Short problem: Provide only the number of lines in the records below that include "window".

Given data:
────────
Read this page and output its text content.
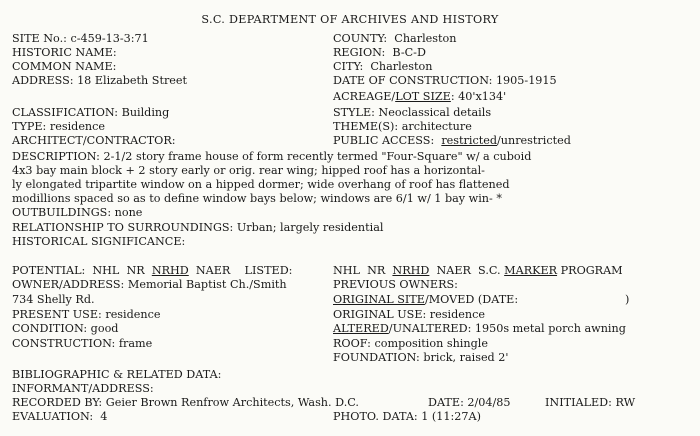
S.C. DEPARTMENT OF ARCHIVES AND HISTORY
SITE No.: c-459-13-3:71
HISTORIC NAME:
COMMON NAME:
ADDRESS: 18 Elizabeth Street
CLASSIFICATION: Building
TYPE: residence
ARCHITECT/CONTRACTOR:
COUNTY:  Charleston
REGION:  B-C-D
CITY:  Charleston
DATE OF CONSTRUCTION: 1905-1915
ACREAGE/LOT SIZE: 40'x134'
STYLE: Neoclassical details
THEME(S): architecture
PUBLIC ACCESS:  restricted/unrestricted
DESCRIPTION: 2-1/2 story frame house of form recently termed "Four-Square" w/ a cuboid
4x3 bay main block + 2 story early or orig. rear wing; hipped roof has a horizontal-
ly elongated tripartite window on a hipped dormer; wide overhang of roof has flattened
modillions spaced so as to define window bays below; windows are 6/1 w/ 1 bay win- *
OUTBUILDINGS: none
RELATIONSHIP TO SURROUNDINGS: Urban; largely residential
HISTORICAL SIGNIFICANCE:
POTENTIAL:  NHL  NR  NRHD  NAER    LISTED:	NHL  NR  NRHD  NAER  S.C. MARKER PROGRAM
OWNER/ADDRESS: Memorial Baptist Ch./Smith
734 Shelly Rd.
PRESENT USE: residence
CONDITION: good
CONSTRUCTION: frame
PREVIOUS OWNERS:
ORIGINAL SITE/MOVED (DATE:	)
ORIGINAL USE: residence
ALTERED/UNALTERED: 1950s metal porch awning
ROOF: composition shingle
FOUNDATION: brick, raised 2'
BIBLIOGRAPHIC & RELATED DATA:
INFORMANT/ADDRESS:
RECORDED BY: Geier Brown Renfrow Architects, Wash. D.C.	DATE: 2/04/85	INITIALED: RW
EVALUATION:  4	PHOTO. DATA: 1 (11:27A)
────────
Exercise answer: 2